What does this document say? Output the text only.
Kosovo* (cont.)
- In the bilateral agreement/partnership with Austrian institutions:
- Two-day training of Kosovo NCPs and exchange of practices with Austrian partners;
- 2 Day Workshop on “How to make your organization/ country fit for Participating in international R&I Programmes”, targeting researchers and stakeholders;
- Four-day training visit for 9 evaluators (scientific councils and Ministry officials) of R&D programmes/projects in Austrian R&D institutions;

● Problem requirements
Locate all lines that include the word "institutions" and copy them out.

● Solution below
- In the bilateral agreement/partnership with Austrian institutions:
- Four-day training visit for 9 evaluators (scientific councils and Ministry officials) of R&D programmes/projects in Austrian R&D institutions;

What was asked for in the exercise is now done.